Pictures within the data are to be left out; everything else must be reproduced exactly.

§ Material for the task
##############################
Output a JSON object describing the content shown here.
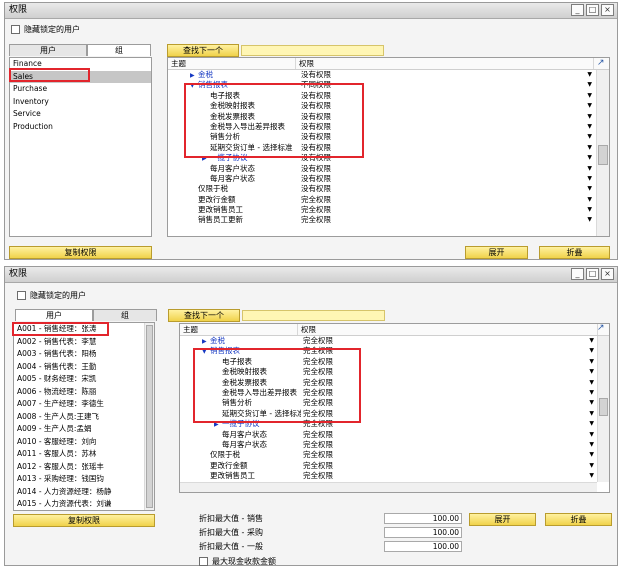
{
  "win1": {
    "title": "权限",
    "hide_locked_label": "隐藏锁定的用户",
    "tabs": [
      "用户",
      "组"
    ],
    "groups": [
      "Finance",
      "Sales",
      "Purchase",
      "Inventory",
      "Service",
      "Production"
    ],
    "copy_button": "复制权限",
    "find_button": "查找下一个",
    "header": {
      "subject": "主题",
      "permission": "权限"
    },
    "rows": [
      {
        "subject": "金税",
        "perm": "没有权限",
        "blue": true,
        "tri": "▶"
      },
      {
        "subject": "销售报表",
        "perm": "不同权限",
        "blue": true,
        "tri": "▼"
      },
      {
        "subject": "电子报表",
        "perm": "没有权限"
      },
      {
        "subject": "金税映射报表",
        "perm": "没有权限"
      },
      {
        "subject": "金税发票报表",
        "perm": "没有权限"
      },
      {
        "subject": "金税导入导出差异报表",
        "perm": "没有权限"
      },
      {
        "subject": "销售分析",
        "perm": "没有权限"
      },
      {
        "subject": "延期交货订单 - 选择标准",
        "perm": "没有权限"
      },
      {
        "subject": "一揽子协议",
        "perm": "没有权限",
        "blue": true,
        "tri": "▶"
      },
      {
        "subject": "每月客户状态",
        "perm": "没有权限"
      },
      {
        "subject": "每月客户状态",
        "perm": "没有权限"
      },
      {
        "subject": "仅限于税",
        "perm": "没有权限"
      },
      {
        "subject": "更改行金额",
        "perm": "完全权限"
      },
      {
        "subject": "更改销售员工",
        "perm": "完全权限"
      },
      {
        "subject": "销售员工更新",
        "perm": "完全权限"
      }
    ],
    "expand_button": "展开",
    "collapse_button": "折叠"
  },
  "win2": {
    "title": "权限",
    "hide_locked_label": "隐藏锁定的用户",
    "tabs": [
      "用户",
      "组"
    ],
    "users": [
      "A001 - 销售经理：张涛",
      "A002 - 销售代表：李慧",
      "A003 - 销售代表：阳杨",
      "A004 - 销售代表：王勤",
      "A005 - 财务经理：宋凯",
      "A006 - 物流经理：陈丽",
      "A007 - 生产经理：李德生",
      "A008 - 生产人员:王建飞",
      "A009 - 生产人员:孟娟",
      "A010 - 客服经理：刘向",
      "A011 - 客服人员：苏林",
      "A012 - 客服人员：张瑶丰",
      "A013 - 采购经理：钱国钧",
      "A014 - 人力资源经理：杨静",
      "A015 - 人力资源代表：刘谦"
    ],
    "copy_button": "复制权限",
    "find_button": "查找下一个",
    "header": {
      "subject": "主题",
      "permission": "权限"
    },
    "rows": [
      {
        "subject": "金税",
        "perm": "完全权限",
        "blue": true,
        "tri": "▶"
      },
      {
        "subject": "销售报表",
        "perm": "完全权限",
        "blue": true,
        "tri": "▼"
      },
      {
        "subject": "电子报表",
        "perm": "完全权限"
      },
      {
        "subject": "金税映射报表",
        "perm": "完全权限"
      },
      {
        "subject": "金税发票报表",
        "perm": "完全权限"
      },
      {
        "subject": "金税导入导出差异报表",
        "perm": "完全权限"
      },
      {
        "subject": "销售分析",
        "perm": "完全权限"
      },
      {
        "subject": "延期交货订单 - 选择标准",
        "perm": "完全权限"
      },
      {
        "subject": "一揽子协议",
        "perm": "完全权限",
        "blue": true,
        "tri": "▶"
      },
      {
        "subject": "每月客户状态",
        "perm": "完全权限"
      },
      {
        "subject": "每月客户状态",
        "perm": "完全权限"
      },
      {
        "subject": "仅限于税",
        "perm": "完全权限"
      },
      {
        "subject": "更改行金额",
        "perm": "完全权限"
      },
      {
        "subject": "更改销售员工",
        "perm": "完全权限"
      }
    ],
    "discounts": [
      {
        "label": "折扣最大值 - 销售",
        "value": "100.00"
      },
      {
        "label": "折扣最大值 - 采购",
        "value": "100.00"
      },
      {
        "label": "折扣最大值 - 一般",
        "value": "100.00"
      }
    ],
    "max_cash_label": "最大现金收款金额",
    "expand_button": "展开",
    "collapse_button": "折叠"
  },
  "colors": {
    "accent_yellow": "#f0d24a",
    "highlight_red": "#e2252c",
    "link_blue": "#1538c2"
  }
}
##############################
§ Correct output
Output a JSON object describing the content shown here.
{
  "win1": {
    "title": "权限",
    "hide_locked_label": "隐藏锁定的用户",
    "tabs": [
      "用户",
      "组"
    ],
    "groups": [
      "Finance",
      "Sales",
      "Purchase",
      "Inventory",
      "Service",
      "Production"
    ],
    "copy_button": "复制权限",
    "find_button": "查找下一个",
    "header": {
      "subject": "主题",
      "permission": "权限"
    },
    "rows": [
      {
        "subject": "金税",
        "perm": "没有权限",
        "blue": true,
        "tri": "▶"
      },
      {
        "subject": "销售报表",
        "perm": "不同权限",
        "blue": true,
        "tri": "▼"
      },
      {
        "subject": "电子报表",
        "perm": "没有权限"
      },
      {
        "subject": "金税映射报表",
        "perm": "没有权限"
      },
      {
        "subject": "金税发票报表",
        "perm": "没有权限"
      },
      {
        "subject": "金税导入导出差异报表",
        "perm": "没有权限"
      },
      {
        "subject": "销售分析",
        "perm": "没有权限"
      },
      {
        "subject": "延期交货订单 - 选择标准",
        "perm": "没有权限"
      },
      {
        "subject": "一揽子协议",
        "perm": "没有权限",
        "blue": true,
        "tri": "▶"
      },
      {
        "subject": "每月客户状态",
        "perm": "没有权限"
      },
      {
        "subject": "每月客户状态",
        "perm": "没有权限"
      },
      {
        "subject": "仅限于税",
        "perm": "没有权限"
      },
      {
        "subject": "更改行金额",
        "perm": "完全权限"
      },
      {
        "subject": "更改销售员工",
        "perm": "完全权限"
      },
      {
        "subject": "销售员工更新",
        "perm": "完全权限"
      }
    ],
    "expand_button": "展开",
    "collapse_button": "折叠"
  },
  "win2": {
    "title": "权限",
    "hide_locked_label": "隐藏锁定的用户",
    "tabs": [
      "用户",
      "组"
    ],
    "users": [
      "A001 - 销售经理：张涛",
      "A002 - 销售代表：李慧",
      "A003 - 销售代表：阳杨",
      "A004 - 销售代表：王勤",
      "A005 - 财务经理：宋凯",
      "A006 - 物流经理：陈丽",
      "A007 - 生产经理：李德生",
      "A008 - 生产人员:王建飞",
      "A009 - 生产人员:孟娟",
      "A010 - 客服经理：刘向",
      "A011 - 客服人员：苏林",
      "A012 - 客服人员：张瑶丰",
      "A013 - 采购经理：钱国钧",
      "A014 - 人力资源经理：杨静",
      "A015 - 人力资源代表：刘谦"
    ],
    "copy_button": "复制权限",
    "find_button": "查找下一个",
    "header": {
      "subject": "主题",
      "permission": "权限"
    },
    "rows": [
      {
        "subject": "金税",
        "perm": "完全权限",
        "blue": true,
        "tri": "▶"
      },
      {
        "subject": "销售报表",
        "perm": "完全权限",
        "blue": true,
        "tri": "▼"
      },
      {
        "subject": "电子报表",
        "perm": "完全权限"
      },
      {
        "subject": "金税映射报表",
        "perm": "完全权限"
      },
      {
        "subject": "金税发票报表",
        "perm": "完全权限"
      },
      {
        "subject": "金税导入导出差异报表",
        "perm": "完全权限"
      },
      {
        "subject": "销售分析",
        "perm": "完全权限"
      },
      {
        "subject": "延期交货订单 - 选择标准",
        "perm": "完全权限"
      },
      {
        "subject": "一揽子协议",
        "perm": "完全权限",
        "blue": true,
        "tri": "▶"
      },
      {
        "subject": "每月客户状态",
        "perm": "完全权限"
      },
      {
        "subject": "每月客户状态",
        "perm": "完全权限"
      },
      {
        "subject": "仅限于税",
        "perm": "完全权限"
      },
      {
        "subject": "更改行金额",
        "perm": "完全权限"
      },
      {
        "subject": "更改销售员工",
        "perm": "完全权限"
      }
    ],
    "discounts": [
      {
        "label": "折扣最大值 - 销售",
        "value": "100.00"
      },
      {
        "label": "折扣最大值 - 采购",
        "value": "100.00"
      },
      {
        "label": "折扣最大值 - 一般",
        "value": "100.00"
      }
    ],
    "max_cash_label": "最大现金收款金额",
    "expand_button": "展开",
    "collapse_button": "折叠"
  },
  "colors": {
    "accent_yellow": "#f0d24a",
    "highlight_red": "#e2252c",
    "link_blue": "#1538c2"
  }
}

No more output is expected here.